**TASK**
State how many lines of the entries include the string "satisfaction", please, leaving out everything but the number.
---
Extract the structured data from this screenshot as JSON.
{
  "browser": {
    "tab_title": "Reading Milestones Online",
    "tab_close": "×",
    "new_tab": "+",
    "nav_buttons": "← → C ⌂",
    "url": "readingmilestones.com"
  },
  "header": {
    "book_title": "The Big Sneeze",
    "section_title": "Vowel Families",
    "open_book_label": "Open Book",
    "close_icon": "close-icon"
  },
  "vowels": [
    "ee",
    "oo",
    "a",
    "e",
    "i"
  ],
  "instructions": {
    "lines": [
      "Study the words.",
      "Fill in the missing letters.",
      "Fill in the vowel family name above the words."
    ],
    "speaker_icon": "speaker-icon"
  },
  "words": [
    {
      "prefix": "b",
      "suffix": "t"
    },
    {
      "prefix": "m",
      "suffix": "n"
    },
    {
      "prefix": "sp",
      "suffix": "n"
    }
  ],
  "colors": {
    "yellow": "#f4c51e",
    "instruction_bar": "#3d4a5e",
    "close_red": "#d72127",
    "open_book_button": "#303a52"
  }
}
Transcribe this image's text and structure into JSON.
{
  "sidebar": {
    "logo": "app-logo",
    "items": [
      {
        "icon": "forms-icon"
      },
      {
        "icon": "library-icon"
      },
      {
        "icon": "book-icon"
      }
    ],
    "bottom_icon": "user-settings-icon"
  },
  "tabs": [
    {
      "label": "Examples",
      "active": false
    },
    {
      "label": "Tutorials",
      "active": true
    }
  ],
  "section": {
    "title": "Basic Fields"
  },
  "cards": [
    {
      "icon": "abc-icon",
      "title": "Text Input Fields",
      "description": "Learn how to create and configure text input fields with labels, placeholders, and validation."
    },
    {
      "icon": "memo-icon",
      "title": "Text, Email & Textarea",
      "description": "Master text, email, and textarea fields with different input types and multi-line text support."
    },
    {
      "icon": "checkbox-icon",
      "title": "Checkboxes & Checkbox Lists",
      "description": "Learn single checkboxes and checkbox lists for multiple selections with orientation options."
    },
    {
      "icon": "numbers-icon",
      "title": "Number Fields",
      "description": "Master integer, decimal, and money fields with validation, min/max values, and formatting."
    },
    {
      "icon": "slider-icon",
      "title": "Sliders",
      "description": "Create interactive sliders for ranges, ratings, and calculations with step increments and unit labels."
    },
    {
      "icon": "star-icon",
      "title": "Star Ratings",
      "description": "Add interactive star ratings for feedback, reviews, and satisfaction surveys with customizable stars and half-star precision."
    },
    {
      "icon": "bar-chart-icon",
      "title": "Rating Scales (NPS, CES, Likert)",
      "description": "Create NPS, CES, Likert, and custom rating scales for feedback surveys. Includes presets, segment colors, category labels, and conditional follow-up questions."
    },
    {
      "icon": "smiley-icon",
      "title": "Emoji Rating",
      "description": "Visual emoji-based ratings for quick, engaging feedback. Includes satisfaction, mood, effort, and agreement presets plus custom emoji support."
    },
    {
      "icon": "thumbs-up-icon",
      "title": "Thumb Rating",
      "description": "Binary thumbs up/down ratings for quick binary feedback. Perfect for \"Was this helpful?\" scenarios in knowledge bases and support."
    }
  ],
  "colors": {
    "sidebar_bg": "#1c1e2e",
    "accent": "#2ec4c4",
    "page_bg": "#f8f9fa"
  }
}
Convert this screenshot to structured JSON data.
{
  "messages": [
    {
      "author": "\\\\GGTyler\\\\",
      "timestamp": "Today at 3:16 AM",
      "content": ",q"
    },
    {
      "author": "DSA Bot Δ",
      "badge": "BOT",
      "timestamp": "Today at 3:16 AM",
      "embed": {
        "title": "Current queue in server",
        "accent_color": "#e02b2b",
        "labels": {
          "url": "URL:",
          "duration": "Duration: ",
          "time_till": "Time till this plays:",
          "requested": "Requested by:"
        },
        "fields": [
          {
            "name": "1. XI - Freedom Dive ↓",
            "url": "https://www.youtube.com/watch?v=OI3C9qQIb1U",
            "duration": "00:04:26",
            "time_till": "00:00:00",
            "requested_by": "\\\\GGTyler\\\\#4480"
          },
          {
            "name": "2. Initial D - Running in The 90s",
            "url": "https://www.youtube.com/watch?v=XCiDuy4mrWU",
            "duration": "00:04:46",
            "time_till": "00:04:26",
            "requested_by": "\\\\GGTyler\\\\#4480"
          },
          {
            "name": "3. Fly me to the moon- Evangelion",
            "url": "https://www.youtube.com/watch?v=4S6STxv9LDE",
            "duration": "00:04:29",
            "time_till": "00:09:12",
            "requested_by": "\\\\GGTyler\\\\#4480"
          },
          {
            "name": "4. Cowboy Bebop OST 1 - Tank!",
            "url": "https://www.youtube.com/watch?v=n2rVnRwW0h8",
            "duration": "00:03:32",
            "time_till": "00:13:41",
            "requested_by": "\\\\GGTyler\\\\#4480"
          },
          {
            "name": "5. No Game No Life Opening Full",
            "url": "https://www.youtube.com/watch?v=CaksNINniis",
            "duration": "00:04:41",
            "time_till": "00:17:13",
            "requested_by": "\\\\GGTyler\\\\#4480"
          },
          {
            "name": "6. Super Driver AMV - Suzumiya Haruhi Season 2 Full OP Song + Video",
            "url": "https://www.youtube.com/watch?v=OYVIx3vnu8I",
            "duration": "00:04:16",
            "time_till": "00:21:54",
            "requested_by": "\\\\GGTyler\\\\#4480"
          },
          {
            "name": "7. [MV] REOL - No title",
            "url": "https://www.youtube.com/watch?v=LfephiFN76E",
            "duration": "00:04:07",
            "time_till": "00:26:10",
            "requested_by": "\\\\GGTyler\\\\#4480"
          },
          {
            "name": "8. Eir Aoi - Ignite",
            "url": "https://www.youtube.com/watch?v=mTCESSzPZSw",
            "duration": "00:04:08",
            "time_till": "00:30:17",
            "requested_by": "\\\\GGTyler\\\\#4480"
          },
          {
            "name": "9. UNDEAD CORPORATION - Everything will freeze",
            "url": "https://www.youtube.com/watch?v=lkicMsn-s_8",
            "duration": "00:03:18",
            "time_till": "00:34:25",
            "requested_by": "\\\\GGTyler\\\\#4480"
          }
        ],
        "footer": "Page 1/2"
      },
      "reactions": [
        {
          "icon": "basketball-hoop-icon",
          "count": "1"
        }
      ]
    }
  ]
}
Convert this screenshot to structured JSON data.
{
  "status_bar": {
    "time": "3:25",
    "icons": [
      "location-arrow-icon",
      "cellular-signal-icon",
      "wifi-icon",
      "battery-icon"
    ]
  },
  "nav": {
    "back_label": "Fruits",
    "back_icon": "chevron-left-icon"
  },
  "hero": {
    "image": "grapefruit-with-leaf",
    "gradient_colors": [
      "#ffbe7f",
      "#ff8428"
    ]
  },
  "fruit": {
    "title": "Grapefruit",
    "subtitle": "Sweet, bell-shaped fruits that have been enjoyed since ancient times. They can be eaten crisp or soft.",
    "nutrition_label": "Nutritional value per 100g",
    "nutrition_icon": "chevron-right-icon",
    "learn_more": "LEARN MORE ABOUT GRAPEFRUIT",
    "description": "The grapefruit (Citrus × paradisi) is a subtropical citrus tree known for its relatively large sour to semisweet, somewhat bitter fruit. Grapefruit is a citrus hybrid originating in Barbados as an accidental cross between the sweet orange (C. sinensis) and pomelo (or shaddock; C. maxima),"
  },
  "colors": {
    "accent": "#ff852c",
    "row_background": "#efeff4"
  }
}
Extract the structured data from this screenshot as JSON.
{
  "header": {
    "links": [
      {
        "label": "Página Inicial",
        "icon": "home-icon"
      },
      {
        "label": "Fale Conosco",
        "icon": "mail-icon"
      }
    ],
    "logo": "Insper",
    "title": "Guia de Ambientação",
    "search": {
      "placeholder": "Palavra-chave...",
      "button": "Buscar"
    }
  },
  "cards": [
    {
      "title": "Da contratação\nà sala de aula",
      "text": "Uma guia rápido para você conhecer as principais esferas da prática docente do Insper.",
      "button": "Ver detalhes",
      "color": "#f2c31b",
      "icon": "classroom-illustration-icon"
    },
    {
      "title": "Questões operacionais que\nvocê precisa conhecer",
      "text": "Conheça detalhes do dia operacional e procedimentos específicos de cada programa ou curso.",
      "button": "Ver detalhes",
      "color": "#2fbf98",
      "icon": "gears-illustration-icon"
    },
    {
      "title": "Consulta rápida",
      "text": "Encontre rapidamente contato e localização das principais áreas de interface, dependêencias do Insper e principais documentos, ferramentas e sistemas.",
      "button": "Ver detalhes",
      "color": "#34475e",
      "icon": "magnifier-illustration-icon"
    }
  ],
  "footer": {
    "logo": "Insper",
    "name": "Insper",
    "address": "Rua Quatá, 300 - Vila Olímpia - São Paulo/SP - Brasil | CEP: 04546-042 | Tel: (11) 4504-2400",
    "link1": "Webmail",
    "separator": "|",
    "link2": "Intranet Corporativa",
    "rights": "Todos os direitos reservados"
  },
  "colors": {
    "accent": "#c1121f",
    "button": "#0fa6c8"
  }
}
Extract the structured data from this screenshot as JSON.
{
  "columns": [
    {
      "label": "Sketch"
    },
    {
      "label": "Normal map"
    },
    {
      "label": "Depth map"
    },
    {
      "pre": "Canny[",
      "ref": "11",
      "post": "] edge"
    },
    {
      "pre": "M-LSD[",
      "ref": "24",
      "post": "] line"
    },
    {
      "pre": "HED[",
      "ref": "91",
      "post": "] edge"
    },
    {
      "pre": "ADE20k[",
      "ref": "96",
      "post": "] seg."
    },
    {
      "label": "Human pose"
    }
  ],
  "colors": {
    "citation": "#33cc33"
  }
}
---
**FULL RESPONSE**
2